Data records
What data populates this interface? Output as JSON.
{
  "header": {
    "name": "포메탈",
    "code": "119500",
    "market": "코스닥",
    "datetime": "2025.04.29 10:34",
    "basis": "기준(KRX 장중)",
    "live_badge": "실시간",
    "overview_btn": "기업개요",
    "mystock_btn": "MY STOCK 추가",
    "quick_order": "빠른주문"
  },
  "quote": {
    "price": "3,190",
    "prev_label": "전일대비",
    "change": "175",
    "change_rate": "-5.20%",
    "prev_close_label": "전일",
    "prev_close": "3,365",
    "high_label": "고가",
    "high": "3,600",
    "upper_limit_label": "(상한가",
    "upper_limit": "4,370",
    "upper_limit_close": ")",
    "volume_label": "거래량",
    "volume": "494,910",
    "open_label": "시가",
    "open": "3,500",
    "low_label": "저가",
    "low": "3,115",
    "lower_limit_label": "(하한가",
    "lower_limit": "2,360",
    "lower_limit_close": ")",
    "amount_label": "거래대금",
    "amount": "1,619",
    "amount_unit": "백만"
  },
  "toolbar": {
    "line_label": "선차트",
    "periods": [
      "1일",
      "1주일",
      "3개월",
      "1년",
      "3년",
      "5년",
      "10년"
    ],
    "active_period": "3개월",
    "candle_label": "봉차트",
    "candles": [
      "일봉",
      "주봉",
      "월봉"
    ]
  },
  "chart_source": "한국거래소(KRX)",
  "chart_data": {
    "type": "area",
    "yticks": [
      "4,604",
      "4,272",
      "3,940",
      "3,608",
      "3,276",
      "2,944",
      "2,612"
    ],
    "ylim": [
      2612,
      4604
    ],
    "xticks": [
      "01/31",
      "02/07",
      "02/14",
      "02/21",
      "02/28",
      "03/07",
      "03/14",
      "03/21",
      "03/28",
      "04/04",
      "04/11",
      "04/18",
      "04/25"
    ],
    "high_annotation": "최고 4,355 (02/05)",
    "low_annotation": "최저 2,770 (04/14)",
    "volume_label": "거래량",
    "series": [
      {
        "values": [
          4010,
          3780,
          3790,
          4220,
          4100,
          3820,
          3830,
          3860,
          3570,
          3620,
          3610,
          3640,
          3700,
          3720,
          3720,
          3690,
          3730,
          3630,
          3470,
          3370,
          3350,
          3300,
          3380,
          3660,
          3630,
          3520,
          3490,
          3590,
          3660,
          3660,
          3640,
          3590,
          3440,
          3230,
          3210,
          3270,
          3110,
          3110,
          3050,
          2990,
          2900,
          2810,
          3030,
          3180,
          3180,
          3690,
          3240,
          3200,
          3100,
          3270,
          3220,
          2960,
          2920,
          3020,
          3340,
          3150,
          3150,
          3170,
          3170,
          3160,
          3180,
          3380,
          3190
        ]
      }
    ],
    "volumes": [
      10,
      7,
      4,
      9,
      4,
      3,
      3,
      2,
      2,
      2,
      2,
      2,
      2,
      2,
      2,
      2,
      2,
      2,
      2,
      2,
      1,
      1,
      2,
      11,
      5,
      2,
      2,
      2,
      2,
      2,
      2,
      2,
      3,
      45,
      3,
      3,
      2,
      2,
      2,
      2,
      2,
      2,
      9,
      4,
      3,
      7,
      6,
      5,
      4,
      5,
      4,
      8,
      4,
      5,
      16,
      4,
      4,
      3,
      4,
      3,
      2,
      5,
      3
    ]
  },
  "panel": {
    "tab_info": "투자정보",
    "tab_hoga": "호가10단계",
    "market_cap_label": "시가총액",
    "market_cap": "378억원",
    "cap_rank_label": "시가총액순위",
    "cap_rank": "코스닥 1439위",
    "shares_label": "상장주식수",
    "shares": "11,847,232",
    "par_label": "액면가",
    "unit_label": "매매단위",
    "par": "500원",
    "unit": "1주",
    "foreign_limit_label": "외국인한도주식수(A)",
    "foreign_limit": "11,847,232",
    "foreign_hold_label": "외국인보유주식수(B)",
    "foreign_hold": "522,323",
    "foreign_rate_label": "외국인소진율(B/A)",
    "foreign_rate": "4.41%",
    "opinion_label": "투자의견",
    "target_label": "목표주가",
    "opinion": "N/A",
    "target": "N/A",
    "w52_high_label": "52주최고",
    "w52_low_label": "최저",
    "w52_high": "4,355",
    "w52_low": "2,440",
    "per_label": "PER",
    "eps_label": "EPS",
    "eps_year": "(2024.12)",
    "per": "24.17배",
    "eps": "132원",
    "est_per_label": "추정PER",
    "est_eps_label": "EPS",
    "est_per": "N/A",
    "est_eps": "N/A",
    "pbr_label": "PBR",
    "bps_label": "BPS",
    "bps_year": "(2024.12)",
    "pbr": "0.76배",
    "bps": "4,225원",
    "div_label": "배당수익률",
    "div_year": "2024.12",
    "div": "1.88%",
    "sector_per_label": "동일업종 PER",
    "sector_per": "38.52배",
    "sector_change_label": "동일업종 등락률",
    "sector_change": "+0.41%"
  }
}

[Task] Copy every record exactly, with nothing added or dropped.

[Correct output]
What data populates this interface? Output as JSON.
{
  "header": {
    "name": "포메탈",
    "code": "119500",
    "market": "코스닥",
    "datetime": "2025.04.29 10:34",
    "basis": "기준(KRX 장중)",
    "live_badge": "실시간",
    "overview_btn": "기업개요",
    "mystock_btn": "MY STOCK 추가",
    "quick_order": "빠른주문"
  },
  "quote": {
    "price": "3,190",
    "prev_label": "전일대비",
    "change": "175",
    "change_rate": "-5.20%",
    "prev_close_label": "전일",
    "prev_close": "3,365",
    "high_label": "고가",
    "high": "3,600",
    "upper_limit_label": "(상한가",
    "upper_limit": "4,370",
    "upper_limit_close": ")",
    "volume_label": "거래량",
    "volume": "494,910",
    "open_label": "시가",
    "open": "3,500",
    "low_label": "저가",
    "low": "3,115",
    "lower_limit_label": "(하한가",
    "lower_limit": "2,360",
    "lower_limit_close": ")",
    "amount_label": "거래대금",
    "amount": "1,619",
    "amount_unit": "백만"
  },
  "toolbar": {
    "line_label": "선차트",
    "periods": [
      "1일",
      "1주일",
      "3개월",
      "1년",
      "3년",
      "5년",
      "10년"
    ],
    "active_period": "3개월",
    "candle_label": "봉차트",
    "candles": [
      "일봉",
      "주봉",
      "월봉"
    ]
  },
  "chart_source": "한국거래소(KRX)",
  "chart_data": {
    "type": "area",
    "yticks": [
      "4,604",
      "4,272",
      "3,940",
      "3,608",
      "3,276",
      "2,944",
      "2,612"
    ],
    "ylim": [
      2612,
      4604
    ],
    "xticks": [
      "01/31",
      "02/07",
      "02/14",
      "02/21",
      "02/28",
      "03/07",
      "03/14",
      "03/21",
      "03/28",
      "04/04",
      "04/11",
      "04/18",
      "04/25"
    ],
    "high_annotation": "최고 4,355 (02/05)",
    "low_annotation": "최저 2,770 (04/14)",
    "volume_label": "거래량",
    "series": [
      {
        "values": [
          4010,
          3780,
          3790,
          4220,
          4100,
          3820,
          3830,
          3860,
          3570,
          3620,
          3610,
          3640,
          3700,
          3720,
          3720,
          3690,
          3730,
          3630,
          3470,
          3370,
          3350,
          3300,
          3380,
          3660,
          3630,
          3520,
          3490,
          3590,
          3660,
          3660,
          3640,
          3590,
          3440,
          3230,
          3210,
          3270,
          3110,
          3110,
          3050,
          2990,
          2900,
          2810,
          3030,
          3180,
          3180,
          3690,
          3240,
          3200,
          3100,
          3270,
          3220,
          2960,
          2920,
          3020,
          3340,
          3150,
          3150,
          3170,
          3170,
          3160,
          3180,
          3380,
          3190
        ]
      }
    ],
    "volumes": [
      10,
      7,
      4,
      9,
      4,
      3,
      3,
      2,
      2,
      2,
      2,
      2,
      2,
      2,
      2,
      2,
      2,
      2,
      2,
      2,
      1,
      1,
      2,
      11,
      5,
      2,
      2,
      2,
      2,
      2,
      2,
      2,
      3,
      45,
      3,
      3,
      2,
      2,
      2,
      2,
      2,
      2,
      9,
      4,
      3,
      7,
      6,
      5,
      4,
      5,
      4,
      8,
      4,
      5,
      16,
      4,
      4,
      3,
      4,
      3,
      2,
      5,
      3
    ]
  },
  "panel": {
    "tab_info": "투자정보",
    "tab_hoga": "호가10단계",
    "market_cap_label": "시가총액",
    "market_cap": "378억원",
    "cap_rank_label": "시가총액순위",
    "cap_rank": "코스닥 1439위",
    "shares_label": "상장주식수",
    "shares": "11,847,232",
    "par_label": "액면가",
    "unit_label": "매매단위",
    "par": "500원",
    "unit": "1주",
    "foreign_limit_label": "외국인한도주식수(A)",
    "foreign_limit": "11,847,232",
    "foreign_hold_label": "외국인보유주식수(B)",
    "foreign_hold": "522,323",
    "foreign_rate_label": "외국인소진율(B/A)",
    "foreign_rate": "4.41%",
    "opinion_label": "투자의견",
    "target_label": "목표주가",
    "opinion": "N/A",
    "target": "N/A",
    "w52_high_label": "52주최고",
    "w52_low_label": "최저",
    "w52_high": "4,355",
    "w52_low": "2,440",
    "per_label": "PER",
    "eps_label": "EPS",
    "eps_year": "(2024.12)",
    "per": "24.17배",
    "eps": "132원",
    "est_per_label": "추정PER",
    "est_eps_label": "EPS",
    "est_per": "N/A",
    "est_eps": "N/A",
    "pbr_label": "PBR",
    "bps_label": "BPS",
    "bps_year": "(2024.12)",
    "pbr": "0.76배",
    "bps": "4,225원",
    "div_label": "배당수익률",
    "div_year": "2024.12",
    "div": "1.88%",
    "sector_per_label": "동일업종 PER",
    "sector_per": "38.52배",
    "sector_change_label": "동일업종 등락률",
    "sector_change": "+0.41%"
  }
}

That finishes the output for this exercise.